Dataset excerpts.
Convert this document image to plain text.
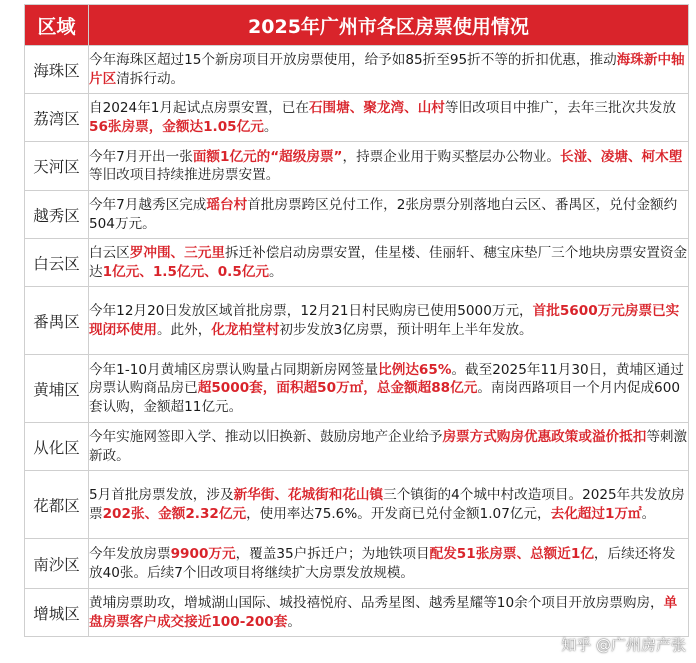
区域	2025年广州市各区房票使用情况
海珠区	今年海珠区超过15个新房项目开放房票使用，给予如85折至95折不等的折扣优惠，推动海珠新中轴片区清拆行动。
荔湾区	自2024年1月起试点房票安置，已在石围塘、聚龙湾、山村等旧改项目中推广，去年三批次共发放56张房票，金额达1.05亿元。
天河区	今年7月开出一张面额1亿元的“超级房票”，持票企业用于购买整层办公物业。长湴、凌塘、柯木塱等旧改项目持续推进房票安置。
越秀区	今年7月越秀区完成瑶台村首批房票跨区兑付工作，2张房票分别落地白云区、番禺区，兑付金额约504万元。
白云区	白云区罗冲围、三元里拆迁补偿启动房票安置，佳星楼、佳丽轩、穗宝床垫厂三个地块房票安置资金达1亿元、1.5亿元、0.5亿元。
番禺区	今年12月20日发放区域首批房票，12月21日村民购房已使用5000万元，首批5600万元房票已实现闭环使用。此外，化龙柏堂村初步发放3亿房票，预计明年上半年发放。
黄埔区	今年1-10月黄埔区房票认购量占同期新房网签量比例达65%。截至2025年11月30日，黄埔区通过房票认购商品房已超5000套，面积超50万㎡，总金额超88亿元。南岗西路项目一个月内促成600套认购，金额超11亿元。
从化区	今年实施网签即入学、推动以旧换新、鼓励房地产企业给予房票方式购房优惠政策或溢价抵扣等刺激新政。
花都区	5月首批房票发放，涉及新华街、花城街和花山镇三个镇街的4个城中村改造项目。2025年共发放房票202张、金额2.32亿元，使用率达75.6%。开发商已兑付金额1.07亿元，去化超过1万㎡。
南沙区	今年发放房票9900万元，覆盖35户拆迁户；为地铁项目配发51张房票、总额近1亿，后续还将发放40张。后续7个旧改项目将继续扩大房票发放规模。
增城区	黄埔房票助攻，增城湖山国际、城投禧悦府、品秀星图、越秀星耀等10余个项目开放房票购房，单盘房票客户成交接近100-200套。
知乎 @广州房产张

Work instructions.
Write every entry out again exactly, dropping the pictures.

Written solution.
Convert this document image to plain text.
区域	2025年广州市各区房票使用情况
海珠区	今年海珠区超过15个新房项目开放房票使用，给予如85折至95折不等的折扣优惠，推动海珠新中轴片区清拆行动。
荔湾区	自2024年1月起试点房票安置，已在石围塘、聚龙湾、山村等旧改项目中推广，去年三批次共发放56张房票，金额达1.05亿元。
天河区	今年7月开出一张面额1亿元的“超级房票”，持票企业用于购买整层办公物业。长湴、凌塘、柯木塱等旧改项目持续推进房票安置。
越秀区	今年7月越秀区完成瑶台村首批房票跨区兑付工作，2张房票分别落地白云区、番禺区，兑付金额约504万元。
白云区	白云区罗冲围、三元里拆迁补偿启动房票安置，佳星楼、佳丽轩、穗宝床垫厂三个地块房票安置资金达1亿元、1.5亿元、0.5亿元。
番禺区	今年12月20日发放区域首批房票，12月21日村民购房已使用5000万元，首批5600万元房票已实现闭环使用。此外，化龙柏堂村初步发放3亿房票，预计明年上半年发放。
黄埔区	今年1-10月黄埔区房票认购量占同期新房网签量比例达65%。截至2025年11月30日，黄埔区通过房票认购商品房已超5000套，面积超50万㎡，总金额超88亿元。南岗西路项目一个月内促成600套认购，金额超11亿元。
从化区	今年实施网签即入学、推动以旧换新、鼓励房地产企业给予房票方式购房优惠政策或溢价抵扣等刺激新政。
花都区	5月首批房票发放，涉及新华街、花城街和花山镇三个镇街的4个城中村改造项目。2025年共发放房票202张、金额2.32亿元，使用率达75.6%。开发商已兑付金额1.07亿元，去化超过1万㎡。
南沙区	今年发放房票9900万元，覆盖35户拆迁户；为地铁项目配发51张房票、总额近1亿，后续还将发放40张。后续7个旧改项目将继续扩大房票发放规模。
增城区	黄埔房票助攻，增城湖山国际、城投禧悦府、品秀星图、越秀星耀等10余个项目开放房票购房，单盘房票客户成交接近100-200套。
知乎 @广州房产张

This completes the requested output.